§ **Job**: Copy every record below exactly.

§ **Material to process**:
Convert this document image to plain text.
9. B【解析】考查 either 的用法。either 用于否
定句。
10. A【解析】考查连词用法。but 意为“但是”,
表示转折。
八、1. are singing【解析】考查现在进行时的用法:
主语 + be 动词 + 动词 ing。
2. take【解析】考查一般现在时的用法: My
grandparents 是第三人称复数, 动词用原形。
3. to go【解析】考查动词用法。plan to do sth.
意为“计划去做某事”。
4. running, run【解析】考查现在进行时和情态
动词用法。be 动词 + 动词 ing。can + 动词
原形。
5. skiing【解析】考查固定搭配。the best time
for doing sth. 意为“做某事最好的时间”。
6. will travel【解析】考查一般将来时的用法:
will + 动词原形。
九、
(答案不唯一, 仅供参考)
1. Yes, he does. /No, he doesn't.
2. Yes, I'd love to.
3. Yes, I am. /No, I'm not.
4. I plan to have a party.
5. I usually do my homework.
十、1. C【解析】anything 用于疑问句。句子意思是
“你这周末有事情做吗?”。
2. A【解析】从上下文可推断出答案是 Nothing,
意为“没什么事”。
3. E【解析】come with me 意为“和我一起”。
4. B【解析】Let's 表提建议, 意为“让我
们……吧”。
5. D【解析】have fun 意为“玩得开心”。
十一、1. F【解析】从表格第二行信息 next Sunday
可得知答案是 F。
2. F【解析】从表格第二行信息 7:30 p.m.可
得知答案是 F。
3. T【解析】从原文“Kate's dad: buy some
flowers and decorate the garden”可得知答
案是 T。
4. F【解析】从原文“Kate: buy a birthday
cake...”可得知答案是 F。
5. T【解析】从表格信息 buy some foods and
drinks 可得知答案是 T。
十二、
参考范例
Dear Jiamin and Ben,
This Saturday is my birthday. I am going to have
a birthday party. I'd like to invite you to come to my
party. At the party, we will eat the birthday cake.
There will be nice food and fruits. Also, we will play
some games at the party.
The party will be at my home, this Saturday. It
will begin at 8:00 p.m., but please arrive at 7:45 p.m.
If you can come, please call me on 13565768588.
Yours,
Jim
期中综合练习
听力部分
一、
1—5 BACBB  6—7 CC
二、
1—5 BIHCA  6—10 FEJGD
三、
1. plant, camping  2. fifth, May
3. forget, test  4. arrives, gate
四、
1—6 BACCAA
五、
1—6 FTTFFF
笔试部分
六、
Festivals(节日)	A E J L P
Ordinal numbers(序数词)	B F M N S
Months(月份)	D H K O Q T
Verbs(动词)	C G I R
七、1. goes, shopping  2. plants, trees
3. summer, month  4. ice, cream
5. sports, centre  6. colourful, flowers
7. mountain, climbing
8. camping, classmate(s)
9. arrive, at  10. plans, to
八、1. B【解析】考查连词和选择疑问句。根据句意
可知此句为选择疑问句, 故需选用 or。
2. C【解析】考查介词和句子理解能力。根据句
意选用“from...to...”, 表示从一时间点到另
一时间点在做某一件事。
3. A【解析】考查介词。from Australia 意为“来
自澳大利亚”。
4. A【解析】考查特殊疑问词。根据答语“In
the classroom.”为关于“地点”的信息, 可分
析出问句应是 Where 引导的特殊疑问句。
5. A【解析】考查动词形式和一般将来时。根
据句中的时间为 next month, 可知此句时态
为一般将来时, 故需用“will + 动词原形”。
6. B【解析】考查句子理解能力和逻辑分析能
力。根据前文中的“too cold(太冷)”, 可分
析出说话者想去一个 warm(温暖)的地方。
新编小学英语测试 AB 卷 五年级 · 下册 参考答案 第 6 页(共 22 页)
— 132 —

§ **Task result**:
Convert this document image to plain text.
9. B【解析】考查 either 的用法。either 用于否
定句。
10. A【解析】考查连词用法。but 意为“但是”,
表示转折。
八、1. are singing【解析】考查现在进行时的用法:
主语 + be 动词 + 动词 ing。
2. take【解析】考查一般现在时的用法: My
grandparents 是第三人称复数, 动词用原形。
3. to go【解析】考查动词用法。plan to do sth.
意为“计划去做某事”。
4. running, run【解析】考查现在进行时和情态
动词用法。be 动词 + 动词 ing。can + 动词
原形。
5. skiing【解析】考查固定搭配。the best time
for doing sth. 意为“做某事最好的时间”。
6. will travel【解析】考查一般将来时的用法:
will + 动词原形。
九、
(答案不唯一, 仅供参考)
1. Yes, he does. /No, he doesn't.
2. Yes, I'd love to.
3. Yes, I am. /No, I'm not.
4. I plan to have a party.
5. I usually do my homework.
十、1. C【解析】anything 用于疑问句。句子意思是
“你这周末有事情做吗?”。
2. A【解析】从上下文可推断出答案是 Nothing,
意为“没什么事”。
3. E【解析】come with me 意为“和我一起”。
4. B【解析】Let's 表提建议, 意为“让我
们……吧”。
5. D【解析】have fun 意为“玩得开心”。
十一、1. F【解析】从表格第二行信息 next Sunday
可得知答案是 F。
2. F【解析】从表格第二行信息 7:30 p.m.可
得知答案是 F。
3. T【解析】从原文“Kate's dad: buy some
flowers and decorate the garden”可得知答
案是 T。
4. F【解析】从原文“Kate: buy a birthday
cake...”可得知答案是 F。
5. T【解析】从表格信息 buy some foods and
drinks 可得知答案是 T。
十二、
参考范例
Dear Jiamin and Ben,
This Saturday is my birthday. I am going to have
a birthday party. I'd like to invite you to come to my
party. At the party, we will eat the birthday cake.
There will be nice food and fruits. Also, we will play
some games at the party.
The party will be at my home, this Saturday. It
will begin at 8:00 p.m., but please arrive at 7:45 p.m.
If you can come, please call me on 13565768588.
Yours,
Jim
期中综合练习
听力部分
一、
1—5 BACBB  6—7 CC
二、
1—5 BIHCA  6—10 FEJGD
三、
1. plant, camping  2. fifth, May
3. forget, test  4. arrives, gate
四、
1—6 BACCAA
五、
1—6 FTTFFF
笔试部分
六、
Festivals(节日)	A E J L P
Ordinal numbers(序数词)	B F M N S
Months(月份)	D H K O Q T
Verbs(动词)	C G I R
七、1. goes, shopping  2. plants, trees
3. summer, month  4. ice, cream
5. sports, centre  6. colourful, flowers
7. mountain, climbing
8. camping, classmate(s)
9. arrive, at  10. plans, to
八、1. B【解析】考查连词和选择疑问句。根据句意
可知此句为选择疑问句, 故需选用 or。
2. C【解析】考查介词和句子理解能力。根据句
意选用“from...to...”, 表示从一时间点到另
一时间点在做某一件事。
3. A【解析】考查介词。from Australia 意为“来
自澳大利亚”。
4. A【解析】考查特殊疑问词。根据答语“In
the classroom.”为关于“地点”的信息, 可分
析出问句应是 Where 引导的特殊疑问句。
5. A【解析】考查动词形式和一般将来时。根
据句中的时间为 next month, 可知此句时态
为一般将来时, 故需用“will + 动词原形”。
6. B【解析】考查句子理解能力和逻辑分析能
力。根据前文中的“too cold(太冷)”, 可分
析出说话者想去一个 warm(温暖)的地方。
新编小学英语测试 AB 卷 五年级 · 下册 参考答案 第 6 页(共 22 页)
— 132 —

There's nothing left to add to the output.